- Raw data
++++

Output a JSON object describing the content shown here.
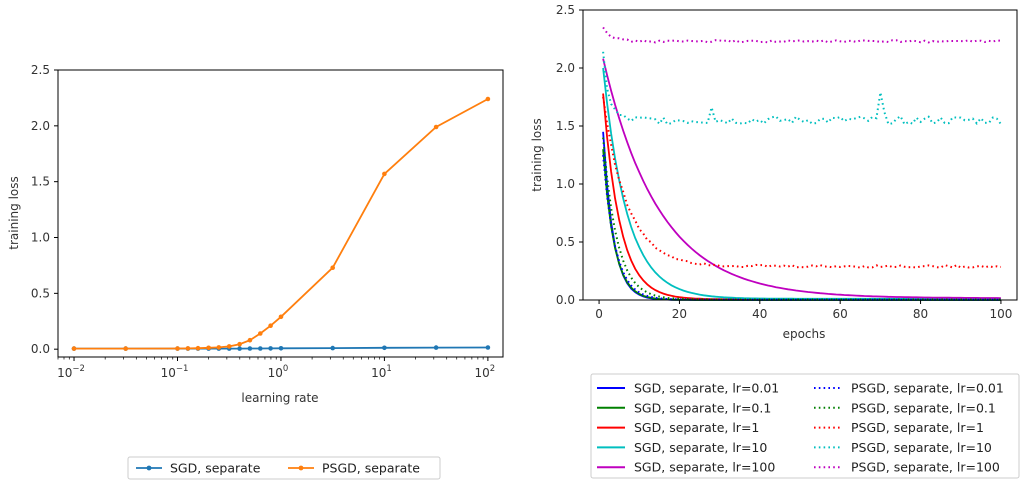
{
  "chart_data": [
    {
      "type": "line",
      "xlabel": "learning rate",
      "ylabel": "training loss",
      "xscale": "log",
      "xlim": [
        0.007,
        140
      ],
      "ylim": [
        -0.07,
        2.5
      ],
      "grid": false,
      "legend_position": "bottom-center",
      "xticks": [
        {
          "value": 0.01,
          "base": "10",
          "exp": "−2"
        },
        {
          "value": 0.1,
          "base": "10",
          "exp": "−1"
        },
        {
          "value": 1,
          "base": "10",
          "exp": "0"
        },
        {
          "value": 10,
          "base": "10",
          "exp": "1"
        },
        {
          "value": 100,
          "base": "10",
          "exp": "2"
        }
      ],
      "yticks": [
        "0.0",
        "0.5",
        "1.0",
        "1.5",
        "2.0",
        "2.5"
      ],
      "series": [
        {
          "name": "SGD, separate",
          "color": "#1f77b4",
          "marker": "circle",
          "x": [
            0.01,
            0.0316,
            0.1,
            0.126,
            0.158,
            0.2,
            0.251,
            0.316,
            0.398,
            0.501,
            0.631,
            0.794,
            1,
            3.16,
            10,
            31.6,
            100
          ],
          "y": [
            0.005,
            0.005,
            0.005,
            0.005,
            0.005,
            0.005,
            0.005,
            0.005,
            0.005,
            0.006,
            0.006,
            0.007,
            0.008,
            0.01,
            0.012,
            0.014,
            0.015
          ]
        },
        {
          "name": "PSGD, separate",
          "color": "#ff7f0e",
          "marker": "circle",
          "x": [
            0.01,
            0.0316,
            0.1,
            0.126,
            0.158,
            0.2,
            0.251,
            0.316,
            0.398,
            0.501,
            0.631,
            0.794,
            1,
            3.16,
            10,
            31.6,
            100
          ],
          "y": [
            0.005,
            0.005,
            0.006,
            0.007,
            0.009,
            0.012,
            0.016,
            0.025,
            0.045,
            0.08,
            0.14,
            0.21,
            0.29,
            0.73,
            1.57,
            1.99,
            2.24
          ]
        }
      ]
    },
    {
      "type": "line",
      "xlabel": "epochs",
      "ylabel": "training loss",
      "xlim": [
        -4,
        104
      ],
      "ylim": [
        0,
        2.5
      ],
      "grid": false,
      "legend_position": "bottom-center",
      "xticks": [
        "0",
        "20",
        "40",
        "60",
        "80",
        "100"
      ],
      "yticks": [
        "0.0",
        "0.5",
        "1.0",
        "1.5",
        "2.0",
        "2.5"
      ],
      "series": [
        {
          "name": "SGD, separate, lr=0.01",
          "color": "#0000ff",
          "style": "solid",
          "start": 1.45,
          "plateau": 0.0,
          "tau": 2.6,
          "noise": 0
        },
        {
          "name": "SGD, separate, lr=0.1",
          "color": "#008000",
          "style": "solid",
          "start": 1.3,
          "plateau": 0.0,
          "tau": 2.8,
          "noise": 0
        },
        {
          "name": "SGD, separate, lr=1",
          "color": "#ff0000",
          "style": "solid",
          "start": 1.78,
          "plateau": 0.005,
          "tau": 4.2,
          "noise": 0
        },
        {
          "name": "SGD, separate, lr=10",
          "color": "#00bfbf",
          "style": "solid",
          "start": 2.0,
          "plateau": 0.01,
          "tau": 6.0,
          "noise": 0
        },
        {
          "name": "SGD, separate, lr=100",
          "color": "#bf00bf",
          "style": "solid",
          "start": 2.08,
          "plateau": 0.015,
          "tau": 14.0,
          "noise": 0
        },
        {
          "name": "PSGD, separate, lr=0.01",
          "color": "#0000ff",
          "style": "dotted",
          "start": 1.25,
          "plateau": 0.003,
          "tau": 3.0,
          "noise": 0
        },
        {
          "name": "PSGD, separate, lr=0.1",
          "color": "#008000",
          "style": "dotted",
          "start": 1.4,
          "plateau": 0.004,
          "tau": 3.5,
          "noise": 0
        },
        {
          "name": "PSGD, separate, lr=1",
          "color": "#ff0000",
          "style": "dotted",
          "start": 1.75,
          "plateau": 0.29,
          "tau": 6.0,
          "noise": 0.012
        },
        {
          "name": "PSGD, separate, lr=10",
          "color": "#00bfbf",
          "style": "dotted",
          "start": 2.12,
          "plateau": 1.55,
          "tau": 1.5,
          "noise": 0.035,
          "spikes": [
            [
              28,
              1.66
            ],
            [
              70,
              1.79
            ],
            [
              71,
              1.62
            ]
          ]
        },
        {
          "name": "PSGD, separate, lr=100",
          "color": "#bf00bf",
          "style": "dotted",
          "start": 2.36,
          "plateau": 2.23,
          "tau": 2.0,
          "noise": 0.01
        }
      ]
    }
  ]
}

++++

- Your objective
Make an exact copy of the data, leaving its pictures out.

- Correct output
Output a JSON object describing the content shown here.
{
  "chart_data": [
    {
      "type": "line",
      "xlabel": "learning rate",
      "ylabel": "training loss",
      "xscale": "log",
      "xlim": [
        0.007,
        140
      ],
      "ylim": [
        -0.07,
        2.5
      ],
      "grid": false,
      "legend_position": "bottom-center",
      "xticks": [
        {
          "value": 0.01,
          "base": "10",
          "exp": "−2"
        },
        {
          "value": 0.1,
          "base": "10",
          "exp": "−1"
        },
        {
          "value": 1,
          "base": "10",
          "exp": "0"
        },
        {
          "value": 10,
          "base": "10",
          "exp": "1"
        },
        {
          "value": 100,
          "base": "10",
          "exp": "2"
        }
      ],
      "yticks": [
        "0.0",
        "0.5",
        "1.0",
        "1.5",
        "2.0",
        "2.5"
      ],
      "series": [
        {
          "name": "SGD, separate",
          "color": "#1f77b4",
          "marker": "circle",
          "x": [
            0.01,
            0.0316,
            0.1,
            0.126,
            0.158,
            0.2,
            0.251,
            0.316,
            0.398,
            0.501,
            0.631,
            0.794,
            1,
            3.16,
            10,
            31.6,
            100
          ],
          "y": [
            0.005,
            0.005,
            0.005,
            0.005,
            0.005,
            0.005,
            0.005,
            0.005,
            0.005,
            0.006,
            0.006,
            0.007,
            0.008,
            0.01,
            0.012,
            0.014,
            0.015
          ]
        },
        {
          "name": "PSGD, separate",
          "color": "#ff7f0e",
          "marker": "circle",
          "x": [
            0.01,
            0.0316,
            0.1,
            0.126,
            0.158,
            0.2,
            0.251,
            0.316,
            0.398,
            0.501,
            0.631,
            0.794,
            1,
            3.16,
            10,
            31.6,
            100
          ],
          "y": [
            0.005,
            0.005,
            0.006,
            0.007,
            0.009,
            0.012,
            0.016,
            0.025,
            0.045,
            0.08,
            0.14,
            0.21,
            0.29,
            0.73,
            1.57,
            1.99,
            2.24
          ]
        }
      ]
    },
    {
      "type": "line",
      "xlabel": "epochs",
      "ylabel": "training loss",
      "xlim": [
        -4,
        104
      ],
      "ylim": [
        0,
        2.5
      ],
      "grid": false,
      "legend_position": "bottom-center",
      "xticks": [
        "0",
        "20",
        "40",
        "60",
        "80",
        "100"
      ],
      "yticks": [
        "0.0",
        "0.5",
        "1.0",
        "1.5",
        "2.0",
        "2.5"
      ],
      "series": [
        {
          "name": "SGD, separate, lr=0.01",
          "color": "#0000ff",
          "style": "solid",
          "start": 1.45,
          "plateau": 0.0,
          "tau": 2.6,
          "noise": 0
        },
        {
          "name": "SGD, separate, lr=0.1",
          "color": "#008000",
          "style": "solid",
          "start": 1.3,
          "plateau": 0.0,
          "tau": 2.8,
          "noise": 0
        },
        {
          "name": "SGD, separate, lr=1",
          "color": "#ff0000",
          "style": "solid",
          "start": 1.78,
          "plateau": 0.005,
          "tau": 4.2,
          "noise": 0
        },
        {
          "name": "SGD, separate, lr=10",
          "color": "#00bfbf",
          "style": "solid",
          "start": 2.0,
          "plateau": 0.01,
          "tau": 6.0,
          "noise": 0
        },
        {
          "name": "SGD, separate, lr=100",
          "color": "#bf00bf",
          "style": "solid",
          "start": 2.08,
          "plateau": 0.015,
          "tau": 14.0,
          "noise": 0
        },
        {
          "name": "PSGD, separate, lr=0.01",
          "color": "#0000ff",
          "style": "dotted",
          "start": 1.25,
          "plateau": 0.003,
          "tau": 3.0,
          "noise": 0
        },
        {
          "name": "PSGD, separate, lr=0.1",
          "color": "#008000",
          "style": "dotted",
          "start": 1.4,
          "plateau": 0.004,
          "tau": 3.5,
          "noise": 0
        },
        {
          "name": "PSGD, separate, lr=1",
          "color": "#ff0000",
          "style": "dotted",
          "start": 1.75,
          "plateau": 0.29,
          "tau": 6.0,
          "noise": 0.012
        },
        {
          "name": "PSGD, separate, lr=10",
          "color": "#00bfbf",
          "style": "dotted",
          "start": 2.12,
          "plateau": 1.55,
          "tau": 1.5,
          "noise": 0.035,
          "spikes": [
            [
              28,
              1.66
            ],
            [
              70,
              1.79
            ],
            [
              71,
              1.62
            ]
          ]
        },
        {
          "name": "PSGD, separate, lr=100",
          "color": "#bf00bf",
          "style": "dotted",
          "start": 2.36,
          "plateau": 2.23,
          "tau": 2.0,
          "noise": 0.01
        }
      ]
    }
  ]
}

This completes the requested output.